◆ **What the task asks**
Reproduce the listing below character for character; drop every image.

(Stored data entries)
++++++++

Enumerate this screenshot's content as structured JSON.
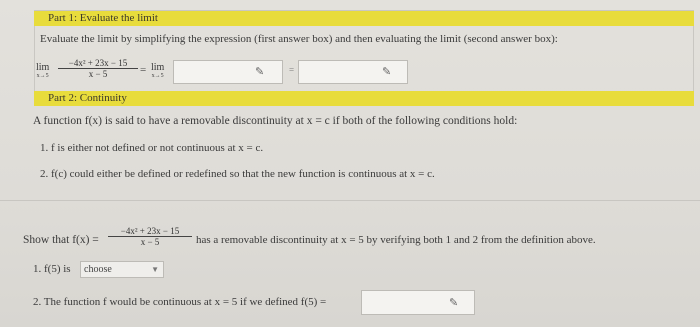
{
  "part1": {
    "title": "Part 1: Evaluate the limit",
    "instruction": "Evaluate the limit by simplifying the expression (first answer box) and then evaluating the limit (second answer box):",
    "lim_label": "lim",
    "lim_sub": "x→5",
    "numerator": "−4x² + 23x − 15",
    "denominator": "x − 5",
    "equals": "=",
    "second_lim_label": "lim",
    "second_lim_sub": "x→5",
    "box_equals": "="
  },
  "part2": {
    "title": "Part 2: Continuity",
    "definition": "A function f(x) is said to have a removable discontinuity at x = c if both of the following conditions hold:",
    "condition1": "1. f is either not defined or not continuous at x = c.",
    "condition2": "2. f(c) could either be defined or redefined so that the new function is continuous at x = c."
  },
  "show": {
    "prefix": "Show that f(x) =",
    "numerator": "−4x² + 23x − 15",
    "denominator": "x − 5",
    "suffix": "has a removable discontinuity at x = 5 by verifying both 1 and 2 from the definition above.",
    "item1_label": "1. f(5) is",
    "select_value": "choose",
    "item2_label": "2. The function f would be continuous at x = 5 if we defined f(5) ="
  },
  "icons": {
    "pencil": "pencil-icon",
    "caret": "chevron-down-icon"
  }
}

++++++++

◆ **Response to this task**
Enumerate this screenshot's content as structured JSON.
{
  "part1": {
    "title": "Part 1: Evaluate the limit",
    "instruction": "Evaluate the limit by simplifying the expression (first answer box) and then evaluating the limit (second answer box):",
    "lim_label": "lim",
    "lim_sub": "x→5",
    "numerator": "−4x² + 23x − 15",
    "denominator": "x − 5",
    "equals": "=",
    "second_lim_label": "lim",
    "second_lim_sub": "x→5",
    "box_equals": "="
  },
  "part2": {
    "title": "Part 2: Continuity",
    "definition": "A function f(x) is said to have a removable discontinuity at x = c if both of the following conditions hold:",
    "condition1": "1. f is either not defined or not continuous at x = c.",
    "condition2": "2. f(c) could either be defined or redefined so that the new function is continuous at x = c."
  },
  "show": {
    "prefix": "Show that f(x) =",
    "numerator": "−4x² + 23x − 15",
    "denominator": "x − 5",
    "suffix": "has a removable discontinuity at x = 5 by verifying both 1 and 2 from the definition above.",
    "item1_label": "1. f(5) is",
    "select_value": "choose",
    "item2_label": "2. The function f would be continuous at x = 5 if we defined f(5) ="
  },
  "icons": {
    "pencil": "pencil-icon",
    "caret": "chevron-down-icon"
  }
}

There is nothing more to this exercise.